►
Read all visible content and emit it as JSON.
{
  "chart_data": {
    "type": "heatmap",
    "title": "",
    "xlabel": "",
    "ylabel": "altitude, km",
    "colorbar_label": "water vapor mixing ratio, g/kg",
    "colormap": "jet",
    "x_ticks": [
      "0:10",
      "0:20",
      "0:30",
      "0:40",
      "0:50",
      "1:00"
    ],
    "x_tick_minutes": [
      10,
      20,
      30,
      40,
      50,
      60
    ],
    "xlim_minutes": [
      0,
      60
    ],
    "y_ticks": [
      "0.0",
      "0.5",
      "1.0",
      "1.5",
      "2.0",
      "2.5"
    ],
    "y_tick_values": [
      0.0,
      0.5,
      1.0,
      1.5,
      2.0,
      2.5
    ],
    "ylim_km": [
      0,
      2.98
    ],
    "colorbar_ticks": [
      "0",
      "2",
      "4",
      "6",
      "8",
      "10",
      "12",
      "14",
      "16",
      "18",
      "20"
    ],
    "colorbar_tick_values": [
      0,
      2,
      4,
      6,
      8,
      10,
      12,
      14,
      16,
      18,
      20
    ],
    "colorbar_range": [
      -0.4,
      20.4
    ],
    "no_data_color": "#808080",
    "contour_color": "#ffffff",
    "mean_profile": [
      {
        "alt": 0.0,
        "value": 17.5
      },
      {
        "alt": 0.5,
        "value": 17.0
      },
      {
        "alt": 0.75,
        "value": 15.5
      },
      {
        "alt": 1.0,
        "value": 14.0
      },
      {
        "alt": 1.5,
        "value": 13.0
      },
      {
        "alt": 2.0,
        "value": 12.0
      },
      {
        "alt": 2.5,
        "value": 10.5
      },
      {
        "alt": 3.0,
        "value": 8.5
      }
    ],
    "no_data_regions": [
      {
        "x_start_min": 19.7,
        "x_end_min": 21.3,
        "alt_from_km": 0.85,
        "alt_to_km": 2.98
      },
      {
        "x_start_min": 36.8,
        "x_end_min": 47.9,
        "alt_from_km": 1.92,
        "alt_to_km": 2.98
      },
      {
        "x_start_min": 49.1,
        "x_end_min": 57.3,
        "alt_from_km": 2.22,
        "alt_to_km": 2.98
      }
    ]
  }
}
◄
- **SET PROBLEM**:
Reproduce the material precisely, including every line.

- **SOLUTION TO THIS PROBLEM**:
Read all visible content and emit it as JSON.
{
  "chart_data": {
    "type": "heatmap",
    "title": "",
    "xlabel": "",
    "ylabel": "altitude, km",
    "colorbar_label": "water vapor mixing ratio, g/kg",
    "colormap": "jet",
    "x_ticks": [
      "0:10",
      "0:20",
      "0:30",
      "0:40",
      "0:50",
      "1:00"
    ],
    "x_tick_minutes": [
      10,
      20,
      30,
      40,
      50,
      60
    ],
    "xlim_minutes": [
      0,
      60
    ],
    "y_ticks": [
      "0.0",
      "0.5",
      "1.0",
      "1.5",
      "2.0",
      "2.5"
    ],
    "y_tick_values": [
      0.0,
      0.5,
      1.0,
      1.5,
      2.0,
      2.5
    ],
    "ylim_km": [
      0,
      2.98
    ],
    "colorbar_ticks": [
      "0",
      "2",
      "4",
      "6",
      "8",
      "10",
      "12",
      "14",
      "16",
      "18",
      "20"
    ],
    "colorbar_tick_values": [
      0,
      2,
      4,
      6,
      8,
      10,
      12,
      14,
      16,
      18,
      20
    ],
    "colorbar_range": [
      -0.4,
      20.4
    ],
    "no_data_color": "#808080",
    "contour_color": "#ffffff",
    "mean_profile": [
      {
        "alt": 0.0,
        "value": 17.5
      },
      {
        "alt": 0.5,
        "value": 17.0
      },
      {
        "alt": 0.75,
        "value": 15.5
      },
      {
        "alt": 1.0,
        "value": 14.0
      },
      {
        "alt": 1.5,
        "value": 13.0
      },
      {
        "alt": 2.0,
        "value": 12.0
      },
      {
        "alt": 2.5,
        "value": 10.5
      },
      {
        "alt": 3.0,
        "value": 8.5
      }
    ],
    "no_data_regions": [
      {
        "x_start_min": 19.7,
        "x_end_min": 21.3,
        "alt_from_km": 0.85,
        "alt_to_km": 2.98
      },
      {
        "x_start_min": 36.8,
        "x_end_min": 47.9,
        "alt_from_km": 1.92,
        "alt_to_km": 2.98
      },
      {
        "x_start_min": 49.1,
        "x_end_min": 57.3,
        "alt_from_km": 2.22,
        "alt_to_km": 2.98
      }
    ]
  }
}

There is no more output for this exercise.